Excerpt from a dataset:
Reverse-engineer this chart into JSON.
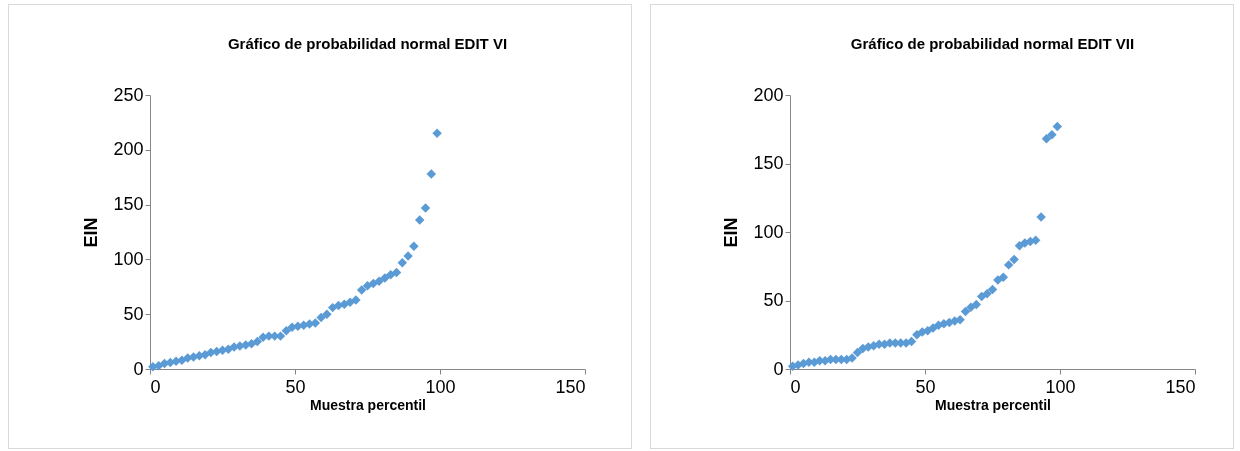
{
  "chart_data": [
    {
      "type": "scatter",
      "title": "Gráfico de probabilidad normal EDIT VI",
      "xlabel": "Muestra percentil",
      "ylabel": "EIN",
      "marker": "diamond",
      "grid": false,
      "legend": false,
      "xlim": [
        0,
        150
      ],
      "xticks": [
        0,
        50,
        100,
        150
      ],
      "ylim": [
        0,
        250
      ],
      "yticks": [
        0,
        50,
        100,
        150,
        200,
        250
      ],
      "x": [
        1,
        3,
        5,
        7,
        9,
        11,
        13,
        15,
        17,
        19,
        21,
        23,
        25,
        27,
        29,
        31,
        33,
        35,
        37,
        39,
        41,
        43,
        45,
        47,
        49,
        51,
        53,
        55,
        57,
        59,
        61,
        63,
        65,
        67,
        69,
        71,
        73,
        75,
        77,
        79,
        81,
        83,
        85,
        87,
        89,
        91,
        93,
        95,
        97,
        99
      ],
      "series": [
        {
          "color": "#5b9bd5",
          "values": [
            2,
            3,
            5,
            6,
            7,
            8,
            10,
            11,
            12,
            13,
            15,
            16,
            17,
            18,
            20,
            21,
            22,
            23,
            25,
            29,
            30,
            30,
            30,
            35,
            38,
            39,
            40,
            41,
            42,
            47,
            50,
            56,
            58,
            59,
            61,
            63,
            72,
            76,
            78,
            80,
            83,
            86,
            88,
            97,
            103,
            112,
            136,
            147,
            178,
            215
          ]
        }
      ]
    },
    {
      "type": "scatter",
      "title": "Gráfico de probabilidad normal EDIT VII",
      "xlabel": "Muestra percentil",
      "ylabel": "EIN",
      "marker": "diamond",
      "grid": false,
      "legend": false,
      "xlim": [
        0,
        150
      ],
      "xticks": [
        0,
        50,
        100,
        150
      ],
      "ylim": [
        0,
        200
      ],
      "yticks": [
        0,
        50,
        100,
        150,
        200
      ],
      "x": [
        1,
        3,
        5,
        7,
        9,
        11,
        13,
        15,
        17,
        19,
        21,
        23,
        25,
        27,
        29,
        31,
        33,
        35,
        37,
        39,
        41,
        43,
        45,
        47,
        49,
        51,
        53,
        55,
        57,
        59,
        61,
        63,
        65,
        67,
        69,
        71,
        73,
        75,
        77,
        79,
        81,
        83,
        85,
        87,
        89,
        91,
        93,
        95,
        97,
        99
      ],
      "series": [
        {
          "color": "#5b9bd5",
          "values": [
            2,
            3,
            4,
            5,
            5,
            6,
            6,
            7,
            7,
            7,
            7,
            8,
            12,
            15,
            16,
            17,
            18,
            18,
            19,
            19,
            19,
            19,
            20,
            25,
            27,
            28,
            30,
            32,
            33,
            34,
            35,
            36,
            42,
            45,
            47,
            53,
            55,
            58,
            65,
            67,
            76,
            80,
            90,
            92,
            93,
            94,
            111,
            168,
            171,
            177
          ]
        }
      ]
    }
  ]
}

PROBLEM REQUIREMENTS:
Copy each line of the preceding data that contains the string "EDIT".

EXERCISE RESPONSE:
      "title": "Gráfico de probabilidad normal EDIT VI",
      "title": "Gráfico de probabilidad normal EDIT VII",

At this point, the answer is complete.